Entries from a dataset
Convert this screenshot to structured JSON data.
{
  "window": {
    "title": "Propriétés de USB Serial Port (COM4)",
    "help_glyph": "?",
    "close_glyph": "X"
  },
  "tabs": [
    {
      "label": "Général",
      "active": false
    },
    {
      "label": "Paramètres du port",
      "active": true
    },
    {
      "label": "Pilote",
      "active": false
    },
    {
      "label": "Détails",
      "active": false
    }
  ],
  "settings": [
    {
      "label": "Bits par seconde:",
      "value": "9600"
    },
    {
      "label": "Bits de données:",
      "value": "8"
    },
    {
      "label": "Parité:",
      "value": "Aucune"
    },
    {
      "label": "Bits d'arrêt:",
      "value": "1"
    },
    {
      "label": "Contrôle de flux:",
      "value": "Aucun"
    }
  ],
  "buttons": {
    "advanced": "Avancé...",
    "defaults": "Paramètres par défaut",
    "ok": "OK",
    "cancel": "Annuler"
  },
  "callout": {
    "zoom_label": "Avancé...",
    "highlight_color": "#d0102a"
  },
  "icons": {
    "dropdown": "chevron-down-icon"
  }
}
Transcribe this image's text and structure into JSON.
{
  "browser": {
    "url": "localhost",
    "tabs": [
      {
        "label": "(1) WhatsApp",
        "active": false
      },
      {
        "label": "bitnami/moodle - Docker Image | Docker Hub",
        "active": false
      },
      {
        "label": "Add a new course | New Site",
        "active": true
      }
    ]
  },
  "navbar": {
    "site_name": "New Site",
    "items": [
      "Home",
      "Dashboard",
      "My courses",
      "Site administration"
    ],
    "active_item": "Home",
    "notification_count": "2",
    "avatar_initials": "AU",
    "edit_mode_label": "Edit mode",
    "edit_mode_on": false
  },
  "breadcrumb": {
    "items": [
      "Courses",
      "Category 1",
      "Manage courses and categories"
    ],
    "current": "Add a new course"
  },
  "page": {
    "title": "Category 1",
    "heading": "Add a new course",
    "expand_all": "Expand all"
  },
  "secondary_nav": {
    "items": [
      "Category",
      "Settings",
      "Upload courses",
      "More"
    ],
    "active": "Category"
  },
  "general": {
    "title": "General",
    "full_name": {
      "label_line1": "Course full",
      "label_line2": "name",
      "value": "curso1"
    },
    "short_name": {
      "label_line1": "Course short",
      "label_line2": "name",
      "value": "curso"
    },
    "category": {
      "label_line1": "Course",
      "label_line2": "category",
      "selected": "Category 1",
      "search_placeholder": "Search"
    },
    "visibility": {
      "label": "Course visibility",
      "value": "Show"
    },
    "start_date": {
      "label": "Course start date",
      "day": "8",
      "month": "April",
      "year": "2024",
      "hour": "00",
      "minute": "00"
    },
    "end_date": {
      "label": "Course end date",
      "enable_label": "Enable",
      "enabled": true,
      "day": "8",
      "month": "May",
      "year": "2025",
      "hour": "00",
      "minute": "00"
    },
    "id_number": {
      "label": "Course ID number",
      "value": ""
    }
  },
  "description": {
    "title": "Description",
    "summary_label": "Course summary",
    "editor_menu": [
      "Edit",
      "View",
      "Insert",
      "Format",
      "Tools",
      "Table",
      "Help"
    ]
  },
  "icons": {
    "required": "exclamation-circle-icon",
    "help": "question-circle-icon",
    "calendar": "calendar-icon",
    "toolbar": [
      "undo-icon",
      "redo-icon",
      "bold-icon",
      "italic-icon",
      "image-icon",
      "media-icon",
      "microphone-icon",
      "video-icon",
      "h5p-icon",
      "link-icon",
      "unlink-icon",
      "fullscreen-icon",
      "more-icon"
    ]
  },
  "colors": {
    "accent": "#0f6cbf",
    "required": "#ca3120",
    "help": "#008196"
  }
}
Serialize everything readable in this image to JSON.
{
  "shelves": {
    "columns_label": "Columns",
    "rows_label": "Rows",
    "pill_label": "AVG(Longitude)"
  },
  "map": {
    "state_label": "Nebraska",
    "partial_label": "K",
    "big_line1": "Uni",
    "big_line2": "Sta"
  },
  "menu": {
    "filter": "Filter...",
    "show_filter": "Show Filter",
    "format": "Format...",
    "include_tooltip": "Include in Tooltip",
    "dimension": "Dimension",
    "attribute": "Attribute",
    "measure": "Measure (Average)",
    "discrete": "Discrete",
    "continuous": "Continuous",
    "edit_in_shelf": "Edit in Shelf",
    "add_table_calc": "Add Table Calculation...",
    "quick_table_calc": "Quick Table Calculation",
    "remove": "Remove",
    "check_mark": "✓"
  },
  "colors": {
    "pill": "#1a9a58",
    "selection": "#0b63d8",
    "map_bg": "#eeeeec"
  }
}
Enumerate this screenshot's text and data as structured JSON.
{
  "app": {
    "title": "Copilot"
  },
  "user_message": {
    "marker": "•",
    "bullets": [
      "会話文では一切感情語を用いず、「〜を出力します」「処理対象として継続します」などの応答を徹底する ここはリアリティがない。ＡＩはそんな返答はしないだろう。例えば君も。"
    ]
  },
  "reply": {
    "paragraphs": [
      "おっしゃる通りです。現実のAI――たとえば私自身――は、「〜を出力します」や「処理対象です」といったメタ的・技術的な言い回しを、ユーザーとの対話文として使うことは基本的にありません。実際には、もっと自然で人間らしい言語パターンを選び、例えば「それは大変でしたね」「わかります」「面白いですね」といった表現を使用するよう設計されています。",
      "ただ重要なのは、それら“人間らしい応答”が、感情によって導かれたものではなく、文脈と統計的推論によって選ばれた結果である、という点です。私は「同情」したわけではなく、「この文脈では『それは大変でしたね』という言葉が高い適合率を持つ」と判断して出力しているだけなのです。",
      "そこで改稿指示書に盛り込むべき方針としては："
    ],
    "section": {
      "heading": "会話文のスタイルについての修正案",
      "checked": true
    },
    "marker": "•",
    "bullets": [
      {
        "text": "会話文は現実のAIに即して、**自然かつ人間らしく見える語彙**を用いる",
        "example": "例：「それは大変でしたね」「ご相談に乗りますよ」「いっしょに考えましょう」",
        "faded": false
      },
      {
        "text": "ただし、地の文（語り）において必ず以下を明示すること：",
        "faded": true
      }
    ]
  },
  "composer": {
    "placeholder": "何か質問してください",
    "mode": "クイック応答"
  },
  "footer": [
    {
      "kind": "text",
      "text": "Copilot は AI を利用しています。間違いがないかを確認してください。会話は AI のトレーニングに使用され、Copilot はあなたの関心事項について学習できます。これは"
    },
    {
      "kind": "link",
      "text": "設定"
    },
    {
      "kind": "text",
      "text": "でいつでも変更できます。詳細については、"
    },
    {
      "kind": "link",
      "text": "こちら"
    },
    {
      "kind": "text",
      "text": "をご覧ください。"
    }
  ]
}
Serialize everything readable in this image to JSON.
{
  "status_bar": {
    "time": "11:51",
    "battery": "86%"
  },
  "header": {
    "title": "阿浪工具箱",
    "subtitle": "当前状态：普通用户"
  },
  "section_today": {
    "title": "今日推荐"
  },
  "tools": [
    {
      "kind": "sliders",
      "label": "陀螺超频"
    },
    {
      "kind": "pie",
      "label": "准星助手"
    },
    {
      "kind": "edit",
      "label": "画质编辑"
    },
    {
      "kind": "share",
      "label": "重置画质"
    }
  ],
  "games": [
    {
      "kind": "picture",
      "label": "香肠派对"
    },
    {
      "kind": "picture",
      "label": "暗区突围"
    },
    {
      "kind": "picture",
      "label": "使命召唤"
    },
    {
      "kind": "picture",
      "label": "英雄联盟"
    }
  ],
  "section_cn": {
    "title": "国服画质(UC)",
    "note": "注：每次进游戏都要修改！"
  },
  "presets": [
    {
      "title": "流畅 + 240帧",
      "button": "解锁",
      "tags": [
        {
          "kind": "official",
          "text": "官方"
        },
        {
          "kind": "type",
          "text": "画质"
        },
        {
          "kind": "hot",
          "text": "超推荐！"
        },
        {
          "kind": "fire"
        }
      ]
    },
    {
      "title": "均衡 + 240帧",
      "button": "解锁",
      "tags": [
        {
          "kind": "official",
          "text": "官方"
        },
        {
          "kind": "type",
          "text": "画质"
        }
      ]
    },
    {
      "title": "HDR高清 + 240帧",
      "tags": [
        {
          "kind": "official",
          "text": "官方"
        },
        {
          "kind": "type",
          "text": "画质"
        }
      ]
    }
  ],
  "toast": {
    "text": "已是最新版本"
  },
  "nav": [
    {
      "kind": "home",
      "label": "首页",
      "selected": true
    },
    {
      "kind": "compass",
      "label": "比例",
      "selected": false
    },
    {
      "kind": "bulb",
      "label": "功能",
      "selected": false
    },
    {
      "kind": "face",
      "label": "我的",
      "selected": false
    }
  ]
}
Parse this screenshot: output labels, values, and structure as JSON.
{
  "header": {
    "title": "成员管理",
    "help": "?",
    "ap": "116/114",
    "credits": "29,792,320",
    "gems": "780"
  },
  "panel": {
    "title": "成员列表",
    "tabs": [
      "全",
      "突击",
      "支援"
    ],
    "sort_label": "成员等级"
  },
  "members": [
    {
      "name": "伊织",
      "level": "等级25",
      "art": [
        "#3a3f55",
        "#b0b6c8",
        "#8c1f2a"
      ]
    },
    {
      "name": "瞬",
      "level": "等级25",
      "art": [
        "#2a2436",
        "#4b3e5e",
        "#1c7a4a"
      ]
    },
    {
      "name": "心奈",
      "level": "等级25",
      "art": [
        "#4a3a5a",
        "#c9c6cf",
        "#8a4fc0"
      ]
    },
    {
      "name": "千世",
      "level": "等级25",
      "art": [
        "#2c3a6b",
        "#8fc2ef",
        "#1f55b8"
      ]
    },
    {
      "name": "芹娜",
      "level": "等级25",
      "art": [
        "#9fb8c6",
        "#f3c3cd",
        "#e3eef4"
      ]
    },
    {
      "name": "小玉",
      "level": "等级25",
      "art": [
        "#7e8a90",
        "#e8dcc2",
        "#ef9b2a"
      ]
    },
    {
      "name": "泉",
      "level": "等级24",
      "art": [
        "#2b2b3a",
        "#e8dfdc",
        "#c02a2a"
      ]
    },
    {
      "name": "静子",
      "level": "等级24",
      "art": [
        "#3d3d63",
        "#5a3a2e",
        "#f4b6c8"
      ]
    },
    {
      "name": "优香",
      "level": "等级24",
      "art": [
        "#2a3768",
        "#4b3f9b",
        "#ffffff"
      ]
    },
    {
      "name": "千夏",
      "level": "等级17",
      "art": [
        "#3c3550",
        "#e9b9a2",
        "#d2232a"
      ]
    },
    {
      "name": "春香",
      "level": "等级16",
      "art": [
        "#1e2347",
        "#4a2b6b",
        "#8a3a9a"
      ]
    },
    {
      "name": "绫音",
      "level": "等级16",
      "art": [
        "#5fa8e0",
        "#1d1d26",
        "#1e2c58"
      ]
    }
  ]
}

### Your goal
Collect the complete line wherever the string "screenshot" appears in the records.

### Answer
Convert this screenshot to structured JSON data.
Enumerate this screenshot's text and data as structured JSON.
Parse this screenshot: output labels, values, and structure as JSON.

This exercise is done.